This is #CineFile where our critic Rahul Desai goes beyond the obvious takes, to dissect movies and shows that are in the news. Today: Hidden Strike starring Jackie Chan and John Cena.
If Mad Max: Fury Road Rush Hour and the VFX of Adipurush had a baby (I know three don’t make a child but let’s be inclusive here), this baby would still be cooler and smarter than Hidden Strike, a Jackie Chan action comedy so poorly conceived and crafted that wrestler-turned-semi-actor John Cena – who is one half of this deformed cross-cultural “buddy movie” – looks like he’s in a totally separate college stoner comedy in which his reaction shots and lines seem like they’ve been shot in the 1990s against a malfunctioning green screen.
Boy, that was a long sentence. I don’t like long sentences. But these are exceptional circumstances. Perversely, as a long-time Bollywood sufferer, this half-witted CGI disaster – which makes the desert in Baghdad (?) feel like a rejected Zack Snyder screensaver – triggered in me a sense of relief that trash is trash, no matter what film industry it occupies. Also, Jackie Chan is nearly 70 years old? He needs to stop acting like he’s not. Watching the creepily immortal Chinese superstar run and jump and fall gives me palpitations. Is this his way of avenging his bitterness for refusing the lead role in Everything Everywhere All At Once?
So, yes, Hidden Strike. It has something to do with a massive but incoherent oil heist, where two ex-Special Force soldiers Luo (Chan) and Chris (Cena) find themselves on the same team after spending the first hour on opposite teams in a sandstorm that would make George Miller want to bury his head in the fake sand. Luo is trying to transport the Chinese refinery team across the ‘Highway of Death’ while Chris is inadvertently working for a mercenary squad looking to stop Luo’s motorcade and kidnap a doctor. Once both realize that the mercenaries are up to no good – and once Chris casually loses his brother and doesn’t grieve for a damn second – the two men come together and decide to act all clumsy and goofy with each other as if they were auditioning for Rush Hour 10 because Chris Tucker is too good for it now. Every scene looks like it’s shot in a different month and year, with zero emotional and narrative and artistic continuity between them.

[YOUR OBJECTIVE]
Answer these questions from the review:
1. What was John Cena before he turned to acting?
2. Which character does Jackie Chan play?
3. What route is Luo trying to take the Chinese refinery team across?

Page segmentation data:

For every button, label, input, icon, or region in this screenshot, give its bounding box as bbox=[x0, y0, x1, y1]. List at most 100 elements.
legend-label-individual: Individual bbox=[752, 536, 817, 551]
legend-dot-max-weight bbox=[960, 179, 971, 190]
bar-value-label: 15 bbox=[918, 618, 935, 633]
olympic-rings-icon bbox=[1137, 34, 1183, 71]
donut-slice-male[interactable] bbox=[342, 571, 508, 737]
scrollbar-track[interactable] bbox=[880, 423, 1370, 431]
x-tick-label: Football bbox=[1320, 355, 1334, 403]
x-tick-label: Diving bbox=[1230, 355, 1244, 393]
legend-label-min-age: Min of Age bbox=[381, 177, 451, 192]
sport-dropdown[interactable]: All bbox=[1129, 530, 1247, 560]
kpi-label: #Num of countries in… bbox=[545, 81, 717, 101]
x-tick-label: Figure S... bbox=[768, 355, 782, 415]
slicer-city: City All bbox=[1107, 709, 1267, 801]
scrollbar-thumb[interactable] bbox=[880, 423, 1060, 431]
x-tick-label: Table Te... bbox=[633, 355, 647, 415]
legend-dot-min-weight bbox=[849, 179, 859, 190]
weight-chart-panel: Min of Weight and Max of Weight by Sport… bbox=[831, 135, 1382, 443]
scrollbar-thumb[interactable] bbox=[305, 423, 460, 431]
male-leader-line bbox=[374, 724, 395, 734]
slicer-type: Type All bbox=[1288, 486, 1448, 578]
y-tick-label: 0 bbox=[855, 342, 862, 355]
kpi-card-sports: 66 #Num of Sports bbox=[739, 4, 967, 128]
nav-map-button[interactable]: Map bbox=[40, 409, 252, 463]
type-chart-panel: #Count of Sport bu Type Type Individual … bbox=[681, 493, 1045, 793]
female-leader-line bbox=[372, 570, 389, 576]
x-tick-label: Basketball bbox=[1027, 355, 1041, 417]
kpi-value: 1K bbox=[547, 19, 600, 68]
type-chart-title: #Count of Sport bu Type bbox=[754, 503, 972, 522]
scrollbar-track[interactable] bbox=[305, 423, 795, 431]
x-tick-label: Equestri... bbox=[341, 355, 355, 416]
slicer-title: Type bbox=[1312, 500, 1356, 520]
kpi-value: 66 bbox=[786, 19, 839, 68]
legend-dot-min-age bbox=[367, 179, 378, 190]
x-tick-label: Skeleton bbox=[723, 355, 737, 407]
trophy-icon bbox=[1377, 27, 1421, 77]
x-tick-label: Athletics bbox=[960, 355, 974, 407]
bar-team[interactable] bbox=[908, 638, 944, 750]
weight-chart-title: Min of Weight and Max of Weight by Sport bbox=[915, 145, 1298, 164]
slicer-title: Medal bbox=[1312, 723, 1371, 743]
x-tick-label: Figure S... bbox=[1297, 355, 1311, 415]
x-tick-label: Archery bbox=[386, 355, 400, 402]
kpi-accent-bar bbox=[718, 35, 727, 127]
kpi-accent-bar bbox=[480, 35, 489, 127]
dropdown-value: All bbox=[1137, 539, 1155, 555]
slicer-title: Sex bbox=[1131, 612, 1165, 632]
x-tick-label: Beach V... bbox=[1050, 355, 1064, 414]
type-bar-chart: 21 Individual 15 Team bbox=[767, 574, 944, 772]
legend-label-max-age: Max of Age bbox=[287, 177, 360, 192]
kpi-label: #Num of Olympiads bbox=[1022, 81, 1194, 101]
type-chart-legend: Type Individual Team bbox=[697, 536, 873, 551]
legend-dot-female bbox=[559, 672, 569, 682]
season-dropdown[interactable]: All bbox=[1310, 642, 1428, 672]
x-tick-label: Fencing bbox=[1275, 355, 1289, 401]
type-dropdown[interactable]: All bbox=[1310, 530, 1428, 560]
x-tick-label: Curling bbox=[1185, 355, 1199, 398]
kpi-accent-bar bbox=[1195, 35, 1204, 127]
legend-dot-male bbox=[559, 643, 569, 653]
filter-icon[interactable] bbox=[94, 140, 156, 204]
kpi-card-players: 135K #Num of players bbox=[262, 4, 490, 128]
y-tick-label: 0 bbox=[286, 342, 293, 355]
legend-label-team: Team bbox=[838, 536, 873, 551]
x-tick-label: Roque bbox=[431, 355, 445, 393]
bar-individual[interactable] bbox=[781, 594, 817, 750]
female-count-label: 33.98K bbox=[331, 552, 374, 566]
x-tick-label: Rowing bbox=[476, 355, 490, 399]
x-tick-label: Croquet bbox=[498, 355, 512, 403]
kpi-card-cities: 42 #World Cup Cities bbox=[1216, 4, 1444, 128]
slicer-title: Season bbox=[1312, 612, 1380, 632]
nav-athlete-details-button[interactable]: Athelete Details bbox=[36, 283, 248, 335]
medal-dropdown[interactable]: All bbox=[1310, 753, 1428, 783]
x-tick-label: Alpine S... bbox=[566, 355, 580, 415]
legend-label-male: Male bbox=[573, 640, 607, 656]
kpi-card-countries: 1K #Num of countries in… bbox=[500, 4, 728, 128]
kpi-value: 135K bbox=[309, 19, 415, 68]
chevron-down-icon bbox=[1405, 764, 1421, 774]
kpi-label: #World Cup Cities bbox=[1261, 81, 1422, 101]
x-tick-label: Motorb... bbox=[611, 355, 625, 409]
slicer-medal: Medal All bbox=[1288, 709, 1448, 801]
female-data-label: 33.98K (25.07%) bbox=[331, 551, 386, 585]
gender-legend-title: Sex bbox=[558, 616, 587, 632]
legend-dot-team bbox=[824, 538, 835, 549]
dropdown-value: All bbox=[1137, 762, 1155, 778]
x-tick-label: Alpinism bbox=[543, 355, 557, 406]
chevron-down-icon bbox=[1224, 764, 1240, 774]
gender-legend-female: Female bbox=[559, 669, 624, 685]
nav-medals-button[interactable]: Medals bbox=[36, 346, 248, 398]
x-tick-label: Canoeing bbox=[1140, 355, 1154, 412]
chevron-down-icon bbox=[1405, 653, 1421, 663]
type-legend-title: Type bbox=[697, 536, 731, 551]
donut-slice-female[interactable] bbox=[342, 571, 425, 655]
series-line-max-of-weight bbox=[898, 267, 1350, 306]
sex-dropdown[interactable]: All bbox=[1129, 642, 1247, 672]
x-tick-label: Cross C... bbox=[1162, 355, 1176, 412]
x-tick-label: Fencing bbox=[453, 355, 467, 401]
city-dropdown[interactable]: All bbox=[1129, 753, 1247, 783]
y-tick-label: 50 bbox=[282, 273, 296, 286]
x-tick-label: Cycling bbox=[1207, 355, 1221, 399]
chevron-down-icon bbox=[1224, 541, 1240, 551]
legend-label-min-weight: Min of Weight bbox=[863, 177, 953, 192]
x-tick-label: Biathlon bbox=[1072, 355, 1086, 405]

[ANSWER SPACE]
1. A wrestler
2. Luo
3. The 'Highway of Death'